Among the entries below, find the lines with "source" and copy them.

## begin Records to process

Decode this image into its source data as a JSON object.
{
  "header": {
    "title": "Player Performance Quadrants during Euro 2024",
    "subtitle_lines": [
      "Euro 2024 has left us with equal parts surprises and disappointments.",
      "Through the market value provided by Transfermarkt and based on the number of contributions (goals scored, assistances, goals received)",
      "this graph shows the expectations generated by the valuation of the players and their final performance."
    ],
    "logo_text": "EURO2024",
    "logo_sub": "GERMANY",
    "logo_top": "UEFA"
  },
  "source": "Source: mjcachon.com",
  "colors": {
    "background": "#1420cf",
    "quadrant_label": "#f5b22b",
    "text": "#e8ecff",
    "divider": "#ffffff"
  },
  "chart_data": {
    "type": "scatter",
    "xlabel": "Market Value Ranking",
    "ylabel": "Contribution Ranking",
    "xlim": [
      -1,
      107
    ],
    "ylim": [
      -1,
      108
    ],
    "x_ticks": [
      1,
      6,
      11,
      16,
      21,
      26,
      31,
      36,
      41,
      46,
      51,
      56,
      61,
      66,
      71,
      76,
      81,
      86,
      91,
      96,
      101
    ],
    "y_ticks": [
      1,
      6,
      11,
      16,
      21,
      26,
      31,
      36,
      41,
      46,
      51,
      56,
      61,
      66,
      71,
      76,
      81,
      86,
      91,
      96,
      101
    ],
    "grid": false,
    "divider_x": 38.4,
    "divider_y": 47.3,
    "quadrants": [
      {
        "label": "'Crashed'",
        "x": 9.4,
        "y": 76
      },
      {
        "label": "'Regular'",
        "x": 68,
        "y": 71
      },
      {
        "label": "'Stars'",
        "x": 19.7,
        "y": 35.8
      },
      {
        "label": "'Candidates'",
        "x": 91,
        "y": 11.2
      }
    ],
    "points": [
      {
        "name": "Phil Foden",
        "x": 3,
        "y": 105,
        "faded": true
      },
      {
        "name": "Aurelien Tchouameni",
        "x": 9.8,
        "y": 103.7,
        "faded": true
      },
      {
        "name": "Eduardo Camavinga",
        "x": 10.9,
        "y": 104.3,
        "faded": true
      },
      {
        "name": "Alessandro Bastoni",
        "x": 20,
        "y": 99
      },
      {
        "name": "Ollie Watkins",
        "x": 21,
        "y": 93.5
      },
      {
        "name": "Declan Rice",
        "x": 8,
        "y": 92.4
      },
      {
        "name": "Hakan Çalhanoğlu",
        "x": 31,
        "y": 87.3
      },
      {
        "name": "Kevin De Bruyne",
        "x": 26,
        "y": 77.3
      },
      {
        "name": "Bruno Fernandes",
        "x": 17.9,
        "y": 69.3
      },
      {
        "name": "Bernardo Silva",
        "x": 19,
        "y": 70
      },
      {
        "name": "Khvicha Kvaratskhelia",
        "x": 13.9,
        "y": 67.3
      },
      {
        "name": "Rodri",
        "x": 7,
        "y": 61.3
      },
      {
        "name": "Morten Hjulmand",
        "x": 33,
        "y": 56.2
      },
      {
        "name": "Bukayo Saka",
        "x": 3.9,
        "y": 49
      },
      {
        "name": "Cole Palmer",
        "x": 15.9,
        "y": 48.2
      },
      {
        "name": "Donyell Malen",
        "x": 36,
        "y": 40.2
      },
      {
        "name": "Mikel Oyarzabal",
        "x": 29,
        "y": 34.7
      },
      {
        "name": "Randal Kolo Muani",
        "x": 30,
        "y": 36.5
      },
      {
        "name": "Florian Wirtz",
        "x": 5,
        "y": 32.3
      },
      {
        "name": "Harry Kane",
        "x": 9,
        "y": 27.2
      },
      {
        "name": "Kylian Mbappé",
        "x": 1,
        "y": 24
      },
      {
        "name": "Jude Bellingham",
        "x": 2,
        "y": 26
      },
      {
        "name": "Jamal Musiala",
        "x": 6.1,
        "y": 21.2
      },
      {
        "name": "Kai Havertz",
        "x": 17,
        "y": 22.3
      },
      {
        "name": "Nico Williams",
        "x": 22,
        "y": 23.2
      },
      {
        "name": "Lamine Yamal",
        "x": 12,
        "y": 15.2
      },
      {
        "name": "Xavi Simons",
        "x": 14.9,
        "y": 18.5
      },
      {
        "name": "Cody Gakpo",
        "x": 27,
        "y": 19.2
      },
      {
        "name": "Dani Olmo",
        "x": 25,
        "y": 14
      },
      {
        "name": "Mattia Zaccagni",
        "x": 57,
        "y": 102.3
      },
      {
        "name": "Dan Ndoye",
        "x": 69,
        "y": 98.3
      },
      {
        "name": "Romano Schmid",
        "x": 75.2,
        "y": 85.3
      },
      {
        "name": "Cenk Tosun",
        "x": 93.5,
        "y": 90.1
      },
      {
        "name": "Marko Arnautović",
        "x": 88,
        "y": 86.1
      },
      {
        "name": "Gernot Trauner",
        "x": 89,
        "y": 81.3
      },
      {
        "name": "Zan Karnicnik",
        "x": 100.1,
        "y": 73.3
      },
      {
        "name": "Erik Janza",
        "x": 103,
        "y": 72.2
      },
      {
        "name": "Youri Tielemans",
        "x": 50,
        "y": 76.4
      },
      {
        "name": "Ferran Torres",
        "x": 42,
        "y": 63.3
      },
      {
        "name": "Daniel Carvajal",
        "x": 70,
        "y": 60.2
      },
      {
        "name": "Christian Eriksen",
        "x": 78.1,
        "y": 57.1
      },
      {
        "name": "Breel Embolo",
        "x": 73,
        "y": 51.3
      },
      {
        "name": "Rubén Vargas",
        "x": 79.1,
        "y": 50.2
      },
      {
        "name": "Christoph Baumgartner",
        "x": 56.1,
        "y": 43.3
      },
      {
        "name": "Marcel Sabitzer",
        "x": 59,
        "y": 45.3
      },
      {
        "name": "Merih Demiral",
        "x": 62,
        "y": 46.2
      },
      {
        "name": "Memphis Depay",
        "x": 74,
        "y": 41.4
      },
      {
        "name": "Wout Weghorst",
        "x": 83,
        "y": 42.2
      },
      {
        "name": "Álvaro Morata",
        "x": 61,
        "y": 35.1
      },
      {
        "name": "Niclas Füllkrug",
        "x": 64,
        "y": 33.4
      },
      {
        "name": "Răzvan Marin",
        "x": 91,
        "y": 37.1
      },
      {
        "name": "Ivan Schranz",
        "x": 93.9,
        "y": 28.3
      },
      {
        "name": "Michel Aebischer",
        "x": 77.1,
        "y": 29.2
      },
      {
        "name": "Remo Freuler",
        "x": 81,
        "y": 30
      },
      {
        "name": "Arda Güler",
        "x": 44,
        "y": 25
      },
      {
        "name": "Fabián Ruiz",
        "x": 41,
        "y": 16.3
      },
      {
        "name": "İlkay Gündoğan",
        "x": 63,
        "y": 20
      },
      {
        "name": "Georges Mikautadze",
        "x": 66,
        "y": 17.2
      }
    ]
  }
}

## end Records to process

[Response to this exercise]:
Decode this image into its source data as a JSON object.
  "source": "Source: mjcachon.com",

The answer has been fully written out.